EXERCISE INSTRUCTIONS: Please transcribe the data below exactly. Leave the pictures out.

━━ RAW DATA ━━

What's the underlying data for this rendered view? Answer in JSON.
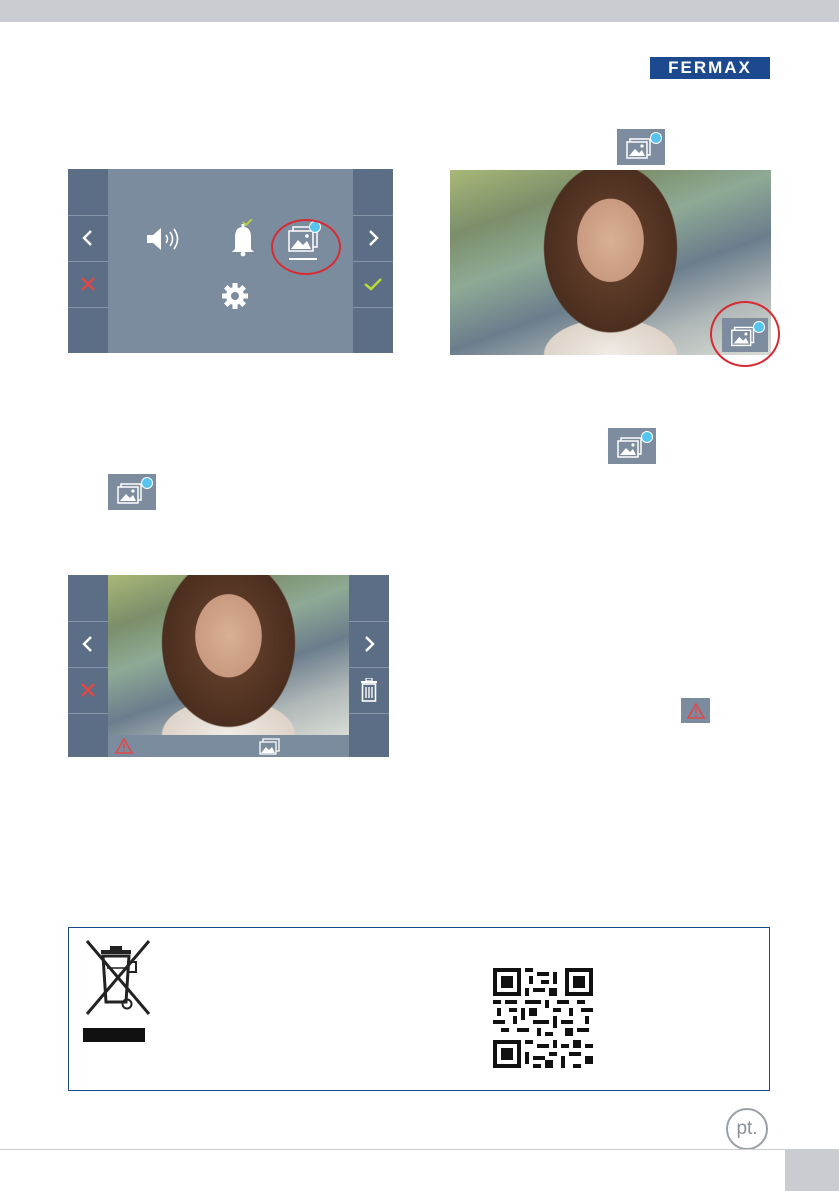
{
  "header": {
    "brand": "FERMAX"
  },
  "menu_screen": {
    "icons": [
      "volume-icon",
      "bell-icon",
      "gallery-icon",
      "settings-icon"
    ],
    "left_buttons": [
      "chevron-left-icon",
      "close-icon"
    ],
    "right_buttons": [
      "chevron-right-icon",
      "check-icon"
    ]
  },
  "viewer_screen": {
    "left_buttons": [
      "chevron-left-icon",
      "close-icon"
    ],
    "right_buttons": [
      "chevron-right-icon",
      "trash-icon"
    ],
    "status_icons": [
      "warning-icon",
      "gallery-icon"
    ]
  },
  "colors": {
    "brand": "#1d4a8f",
    "screen": "#7c8c9f",
    "side_panel": "#5b6e85",
    "highlight_circle": "#d72b33",
    "cancel": "#e04848",
    "confirm": "#b9d83a",
    "notification_dot": "#55c4ee"
  },
  "footer": {
    "language_badge": "pt."
  }
}
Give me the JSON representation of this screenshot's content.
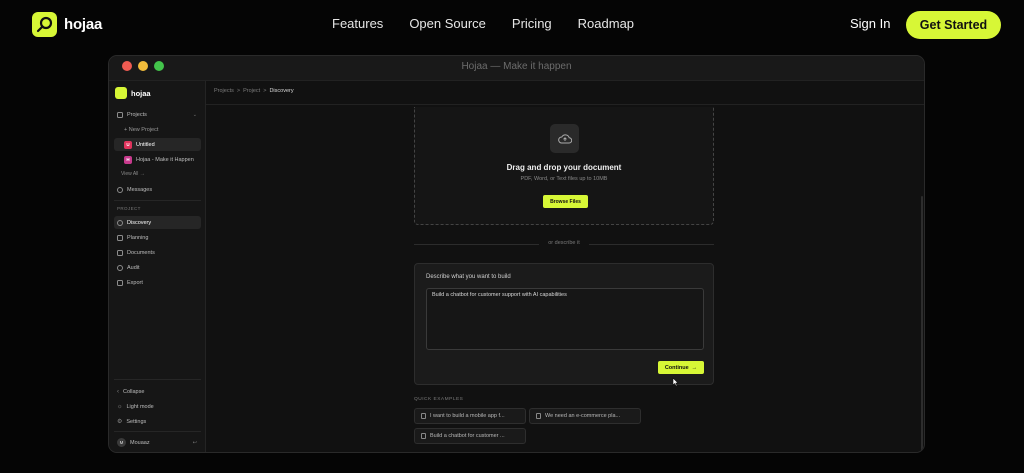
{
  "nav": {
    "logo": "hojaa",
    "links": [
      "Features",
      "Open Source",
      "Pricing",
      "Roadmap"
    ],
    "sign_in": "Sign In",
    "get_started": "Get Started"
  },
  "window": {
    "title": "Hojaa — Make it happen"
  },
  "sidebar": {
    "logo": "hojaa",
    "projects_label": "Projects",
    "new_project": "+ New Project",
    "projects": [
      {
        "label": "Untitled",
        "badge": "U",
        "color": "#e0335c"
      },
      {
        "label": "Hojaa - Make it Happen",
        "badge": "H",
        "color": "#c83a8d"
      }
    ],
    "view_all": "View All →",
    "messages": "Messages",
    "section": "PROJECT",
    "items": [
      "Discovery",
      "Planning",
      "Documents",
      "Audit",
      "Export"
    ],
    "collapse": "Collapse",
    "light_mode": "Light mode",
    "settings": "Settings",
    "user_initial": "M",
    "user_name": "Mouaaz"
  },
  "breadcrumb": {
    "a": "Projects",
    "b": "Project",
    "c": "Discovery",
    "sep": ">"
  },
  "upload": {
    "title": "Drag and drop your document",
    "subtitle": "PDF, Word, or Text files up to 10MB",
    "button": "Browse Files"
  },
  "divider_text": "or describe it",
  "describe": {
    "label": "Describe what you want to build",
    "value": "Build a chatbot for customer support with AI capabilities",
    "continue": "Continue"
  },
  "quick_examples": {
    "title": "QUICK EXAMPLES",
    "items": [
      "I want to build a mobile app f...",
      "We need an e-commerce pla...",
      "Build a chatbot for customer ..."
    ]
  },
  "colors": {
    "accent": "#d7f736",
    "bg": "#050505"
  }
}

━━━

REPLY TO THE TASK:
What's the underlying data for this rendered view? Answer in JSON.
{
  "header": {
    "brand": "FERMAX"
  },
  "menu_screen": {
    "icons": [
      "volume-icon",
      "bell-icon",
      "gallery-icon",
      "settings-icon"
    ],
    "left_buttons": [
      "chevron-left-icon",
      "close-icon"
    ],
    "right_buttons": [
      "chevron-right-icon",
      "check-icon"
    ]
  },
  "viewer_screen": {
    "left_buttons": [
      "chevron-left-icon",
      "close-icon"
    ],
    "right_buttons": [
      "chevron-right-icon",
      "trash-icon"
    ],
    "status_icons": [
      "warning-icon",
      "gallery-icon"
    ]
  },
  "colors": {
    "brand": "#1d4a8f",
    "screen": "#7c8c9f",
    "side_panel": "#5b6e85",
    "highlight_circle": "#d72b33",
    "cancel": "#e04848",
    "confirm": "#b9d83a",
    "notification_dot": "#55c4ee"
  },
  "footer": {
    "language_badge": "pt."
  }
}
Give me the JSON representation of this screenshot's content.
{
  "nav": {
    "logo": "hojaa",
    "links": [
      "Features",
      "Open Source",
      "Pricing",
      "Roadmap"
    ],
    "sign_in": "Sign In",
    "get_started": "Get Started"
  },
  "window": {
    "title": "Hojaa — Make it happen"
  },
  "sidebar": {
    "logo": "hojaa",
    "projects_label": "Projects",
    "new_project": "+ New Project",
    "projects": [
      {
        "label": "Untitled",
        "badge": "U",
        "color": "#e0335c"
      },
      {
        "label": "Hojaa - Make it Happen",
        "badge": "H",
        "color": "#c83a8d"
      }
    ],
    "view_all": "View All →",
    "messages": "Messages",
    "section": "PROJECT",
    "items": [
      "Discovery",
      "Planning",
      "Documents",
      "Audit",
      "Export"
    ],
    "collapse": "Collapse",
    "light_mode": "Light mode",
    "settings": "Settings",
    "user_initial": "M",
    "user_name": "Mouaaz"
  },
  "breadcrumb": {
    "a": "Projects",
    "b": "Project",
    "c": "Discovery",
    "sep": ">"
  },
  "upload": {
    "title": "Drag and drop your document",
    "subtitle": "PDF, Word, or Text files up to 10MB",
    "button": "Browse Files"
  },
  "divider_text": "or describe it",
  "describe": {
    "label": "Describe what you want to build",
    "value": "Build a chatbot for customer support with AI capabilities",
    "continue": "Continue"
  },
  "quick_examples": {
    "title": "QUICK EXAMPLES",
    "items": [
      "I want to build a mobile app f...",
      "We need an e-commerce pla...",
      "Build a chatbot for customer ..."
    ]
  },
  "colors": {
    "accent": "#d7f736",
    "bg": "#050505"
  }
}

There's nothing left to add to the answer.